## Aim
Copy out every line that contains "lower".

## Input
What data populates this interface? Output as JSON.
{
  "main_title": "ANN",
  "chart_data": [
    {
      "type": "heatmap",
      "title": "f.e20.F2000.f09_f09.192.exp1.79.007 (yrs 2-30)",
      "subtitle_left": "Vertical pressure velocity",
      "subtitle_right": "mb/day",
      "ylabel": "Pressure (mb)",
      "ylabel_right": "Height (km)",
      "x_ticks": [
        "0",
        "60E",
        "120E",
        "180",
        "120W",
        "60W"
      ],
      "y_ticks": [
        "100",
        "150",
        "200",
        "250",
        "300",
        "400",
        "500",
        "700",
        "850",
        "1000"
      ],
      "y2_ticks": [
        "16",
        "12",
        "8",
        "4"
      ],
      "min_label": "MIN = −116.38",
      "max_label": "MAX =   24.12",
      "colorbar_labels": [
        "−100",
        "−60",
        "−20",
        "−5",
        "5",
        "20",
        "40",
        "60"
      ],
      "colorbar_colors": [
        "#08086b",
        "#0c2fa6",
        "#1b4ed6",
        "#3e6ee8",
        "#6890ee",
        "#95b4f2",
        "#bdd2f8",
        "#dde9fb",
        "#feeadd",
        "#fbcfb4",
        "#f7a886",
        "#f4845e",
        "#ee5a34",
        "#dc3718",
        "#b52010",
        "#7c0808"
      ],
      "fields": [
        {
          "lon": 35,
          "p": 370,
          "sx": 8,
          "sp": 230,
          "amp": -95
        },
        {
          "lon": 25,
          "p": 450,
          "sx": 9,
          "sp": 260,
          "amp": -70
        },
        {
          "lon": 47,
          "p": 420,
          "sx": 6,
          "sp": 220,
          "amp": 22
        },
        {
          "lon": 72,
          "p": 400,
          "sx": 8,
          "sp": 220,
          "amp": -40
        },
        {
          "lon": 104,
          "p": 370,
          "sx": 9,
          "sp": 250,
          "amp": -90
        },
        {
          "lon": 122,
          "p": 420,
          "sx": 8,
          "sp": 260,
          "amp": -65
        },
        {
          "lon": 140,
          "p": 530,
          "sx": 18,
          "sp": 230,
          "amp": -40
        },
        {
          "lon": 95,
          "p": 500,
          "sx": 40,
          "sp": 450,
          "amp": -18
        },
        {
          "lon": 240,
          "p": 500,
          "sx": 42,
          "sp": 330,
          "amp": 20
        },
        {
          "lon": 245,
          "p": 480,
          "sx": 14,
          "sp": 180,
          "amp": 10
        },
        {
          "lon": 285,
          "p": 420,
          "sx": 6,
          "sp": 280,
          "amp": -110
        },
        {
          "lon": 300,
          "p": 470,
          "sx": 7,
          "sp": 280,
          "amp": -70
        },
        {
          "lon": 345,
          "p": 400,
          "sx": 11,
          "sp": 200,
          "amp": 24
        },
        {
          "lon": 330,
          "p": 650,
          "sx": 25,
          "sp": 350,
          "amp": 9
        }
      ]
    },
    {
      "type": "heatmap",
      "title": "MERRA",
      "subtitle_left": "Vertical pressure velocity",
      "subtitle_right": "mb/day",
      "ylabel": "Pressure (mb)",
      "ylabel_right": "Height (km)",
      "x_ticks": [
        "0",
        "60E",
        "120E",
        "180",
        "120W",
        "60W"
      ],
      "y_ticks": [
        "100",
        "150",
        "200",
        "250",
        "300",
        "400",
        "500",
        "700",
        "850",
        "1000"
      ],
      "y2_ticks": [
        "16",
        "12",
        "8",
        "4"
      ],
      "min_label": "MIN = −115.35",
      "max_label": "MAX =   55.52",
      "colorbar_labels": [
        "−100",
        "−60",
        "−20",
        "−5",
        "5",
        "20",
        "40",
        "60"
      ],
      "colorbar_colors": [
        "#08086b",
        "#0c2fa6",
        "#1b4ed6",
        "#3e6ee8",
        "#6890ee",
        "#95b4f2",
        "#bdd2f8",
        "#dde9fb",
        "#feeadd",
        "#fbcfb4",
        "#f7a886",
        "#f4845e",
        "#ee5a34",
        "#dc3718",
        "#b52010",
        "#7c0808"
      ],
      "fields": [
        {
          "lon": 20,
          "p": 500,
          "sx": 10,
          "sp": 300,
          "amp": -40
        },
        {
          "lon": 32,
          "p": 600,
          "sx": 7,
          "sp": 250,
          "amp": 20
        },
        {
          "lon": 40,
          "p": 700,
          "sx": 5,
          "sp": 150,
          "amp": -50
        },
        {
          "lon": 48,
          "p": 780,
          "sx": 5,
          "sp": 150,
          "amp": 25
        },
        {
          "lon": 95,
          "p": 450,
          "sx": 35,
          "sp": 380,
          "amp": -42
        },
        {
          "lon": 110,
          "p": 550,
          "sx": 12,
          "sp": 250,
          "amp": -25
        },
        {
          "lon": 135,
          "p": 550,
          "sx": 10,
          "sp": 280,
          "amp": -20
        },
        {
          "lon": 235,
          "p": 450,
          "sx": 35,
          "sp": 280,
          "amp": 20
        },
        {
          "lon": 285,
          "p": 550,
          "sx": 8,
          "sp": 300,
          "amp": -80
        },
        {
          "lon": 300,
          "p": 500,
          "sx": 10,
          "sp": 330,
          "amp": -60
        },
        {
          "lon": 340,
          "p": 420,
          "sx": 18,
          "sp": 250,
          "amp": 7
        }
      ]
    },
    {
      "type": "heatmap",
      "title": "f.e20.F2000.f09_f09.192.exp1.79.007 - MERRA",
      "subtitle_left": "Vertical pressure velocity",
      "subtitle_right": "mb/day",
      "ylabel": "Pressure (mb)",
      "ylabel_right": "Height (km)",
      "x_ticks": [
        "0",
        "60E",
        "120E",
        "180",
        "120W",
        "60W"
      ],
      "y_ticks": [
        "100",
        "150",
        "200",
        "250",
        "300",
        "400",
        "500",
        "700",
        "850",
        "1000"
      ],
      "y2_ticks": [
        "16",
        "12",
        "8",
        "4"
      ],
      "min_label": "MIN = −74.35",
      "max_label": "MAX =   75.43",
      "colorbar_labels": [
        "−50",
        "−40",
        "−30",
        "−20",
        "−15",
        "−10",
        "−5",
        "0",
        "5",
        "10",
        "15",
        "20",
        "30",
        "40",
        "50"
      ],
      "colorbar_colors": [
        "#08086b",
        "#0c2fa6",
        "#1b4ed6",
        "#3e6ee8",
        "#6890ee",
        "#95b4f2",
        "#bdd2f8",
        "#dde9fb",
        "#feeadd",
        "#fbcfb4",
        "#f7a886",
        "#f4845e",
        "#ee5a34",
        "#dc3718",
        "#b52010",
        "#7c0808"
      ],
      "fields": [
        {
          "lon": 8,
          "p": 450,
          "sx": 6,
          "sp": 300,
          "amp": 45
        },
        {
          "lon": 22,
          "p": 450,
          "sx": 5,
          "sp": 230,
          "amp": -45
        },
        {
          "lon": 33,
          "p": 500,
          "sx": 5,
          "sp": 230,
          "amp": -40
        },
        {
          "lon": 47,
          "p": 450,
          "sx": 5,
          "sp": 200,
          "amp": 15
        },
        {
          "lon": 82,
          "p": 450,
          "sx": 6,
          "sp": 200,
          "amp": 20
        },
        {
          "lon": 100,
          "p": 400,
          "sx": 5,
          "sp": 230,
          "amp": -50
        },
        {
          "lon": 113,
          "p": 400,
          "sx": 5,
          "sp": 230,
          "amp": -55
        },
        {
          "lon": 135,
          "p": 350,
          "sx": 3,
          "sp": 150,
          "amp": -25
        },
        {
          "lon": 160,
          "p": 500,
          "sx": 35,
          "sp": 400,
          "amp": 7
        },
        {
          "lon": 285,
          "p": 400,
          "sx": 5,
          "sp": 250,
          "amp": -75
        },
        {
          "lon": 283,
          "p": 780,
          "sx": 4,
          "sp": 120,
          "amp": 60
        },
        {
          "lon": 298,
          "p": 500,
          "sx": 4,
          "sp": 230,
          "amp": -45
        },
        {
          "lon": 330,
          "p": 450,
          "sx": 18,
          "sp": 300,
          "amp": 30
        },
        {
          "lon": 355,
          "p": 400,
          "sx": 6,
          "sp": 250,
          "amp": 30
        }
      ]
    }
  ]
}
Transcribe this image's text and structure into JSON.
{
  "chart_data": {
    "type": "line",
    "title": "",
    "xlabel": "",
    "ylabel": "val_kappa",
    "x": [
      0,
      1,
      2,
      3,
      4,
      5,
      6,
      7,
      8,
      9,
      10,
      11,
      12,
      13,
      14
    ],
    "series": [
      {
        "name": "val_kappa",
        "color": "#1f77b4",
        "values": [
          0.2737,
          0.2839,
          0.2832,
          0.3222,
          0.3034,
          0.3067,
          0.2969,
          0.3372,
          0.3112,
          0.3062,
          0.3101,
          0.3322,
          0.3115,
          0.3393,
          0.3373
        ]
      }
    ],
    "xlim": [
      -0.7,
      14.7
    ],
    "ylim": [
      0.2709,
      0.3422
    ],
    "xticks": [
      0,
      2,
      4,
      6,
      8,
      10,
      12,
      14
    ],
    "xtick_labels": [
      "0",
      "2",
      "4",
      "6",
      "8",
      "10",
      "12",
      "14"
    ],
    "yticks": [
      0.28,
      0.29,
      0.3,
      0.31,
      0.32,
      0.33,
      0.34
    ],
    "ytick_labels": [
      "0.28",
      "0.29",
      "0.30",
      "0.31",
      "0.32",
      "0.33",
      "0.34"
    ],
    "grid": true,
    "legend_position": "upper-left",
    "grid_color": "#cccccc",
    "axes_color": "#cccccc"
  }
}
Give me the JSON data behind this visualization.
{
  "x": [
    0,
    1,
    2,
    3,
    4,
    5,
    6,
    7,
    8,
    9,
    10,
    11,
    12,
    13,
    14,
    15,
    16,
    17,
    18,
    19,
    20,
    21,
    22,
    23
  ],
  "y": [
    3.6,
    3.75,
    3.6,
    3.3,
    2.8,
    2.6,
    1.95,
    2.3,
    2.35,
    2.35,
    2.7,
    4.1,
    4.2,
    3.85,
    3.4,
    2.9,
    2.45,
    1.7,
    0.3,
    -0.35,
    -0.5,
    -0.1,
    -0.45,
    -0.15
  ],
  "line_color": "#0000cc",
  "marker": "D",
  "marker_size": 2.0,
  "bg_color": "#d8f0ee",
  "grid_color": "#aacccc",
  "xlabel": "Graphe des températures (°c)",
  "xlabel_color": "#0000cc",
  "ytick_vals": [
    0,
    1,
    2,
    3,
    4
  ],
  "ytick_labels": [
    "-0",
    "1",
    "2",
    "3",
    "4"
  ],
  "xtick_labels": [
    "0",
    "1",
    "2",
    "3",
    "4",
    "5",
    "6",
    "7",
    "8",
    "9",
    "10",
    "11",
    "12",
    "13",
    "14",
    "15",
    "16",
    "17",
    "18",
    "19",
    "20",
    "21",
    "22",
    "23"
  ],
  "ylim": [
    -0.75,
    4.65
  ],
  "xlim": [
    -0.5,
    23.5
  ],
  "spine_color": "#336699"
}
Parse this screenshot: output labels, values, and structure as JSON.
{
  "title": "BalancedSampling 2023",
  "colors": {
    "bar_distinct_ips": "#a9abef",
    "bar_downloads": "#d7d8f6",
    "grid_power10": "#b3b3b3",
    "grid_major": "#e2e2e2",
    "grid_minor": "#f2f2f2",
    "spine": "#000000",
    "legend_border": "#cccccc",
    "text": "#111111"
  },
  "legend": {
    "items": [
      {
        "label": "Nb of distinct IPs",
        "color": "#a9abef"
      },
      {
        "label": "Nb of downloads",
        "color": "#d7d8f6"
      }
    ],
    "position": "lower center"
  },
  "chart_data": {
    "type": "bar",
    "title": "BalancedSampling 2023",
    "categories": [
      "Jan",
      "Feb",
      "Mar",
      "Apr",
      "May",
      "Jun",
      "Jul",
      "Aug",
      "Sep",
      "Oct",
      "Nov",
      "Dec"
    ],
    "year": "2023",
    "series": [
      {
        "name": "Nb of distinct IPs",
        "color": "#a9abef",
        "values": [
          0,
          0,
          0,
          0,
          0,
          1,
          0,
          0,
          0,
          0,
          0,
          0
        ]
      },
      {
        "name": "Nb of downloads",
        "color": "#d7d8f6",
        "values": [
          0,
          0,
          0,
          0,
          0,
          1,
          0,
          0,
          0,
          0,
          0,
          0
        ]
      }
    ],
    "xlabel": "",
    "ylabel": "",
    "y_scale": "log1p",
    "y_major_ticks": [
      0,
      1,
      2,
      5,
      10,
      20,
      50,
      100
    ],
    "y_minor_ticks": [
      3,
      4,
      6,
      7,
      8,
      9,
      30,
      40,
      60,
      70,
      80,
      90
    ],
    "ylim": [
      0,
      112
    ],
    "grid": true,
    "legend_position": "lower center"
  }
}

## Answer to this task
    "position": "lower center"
    "legend_position": "lower center"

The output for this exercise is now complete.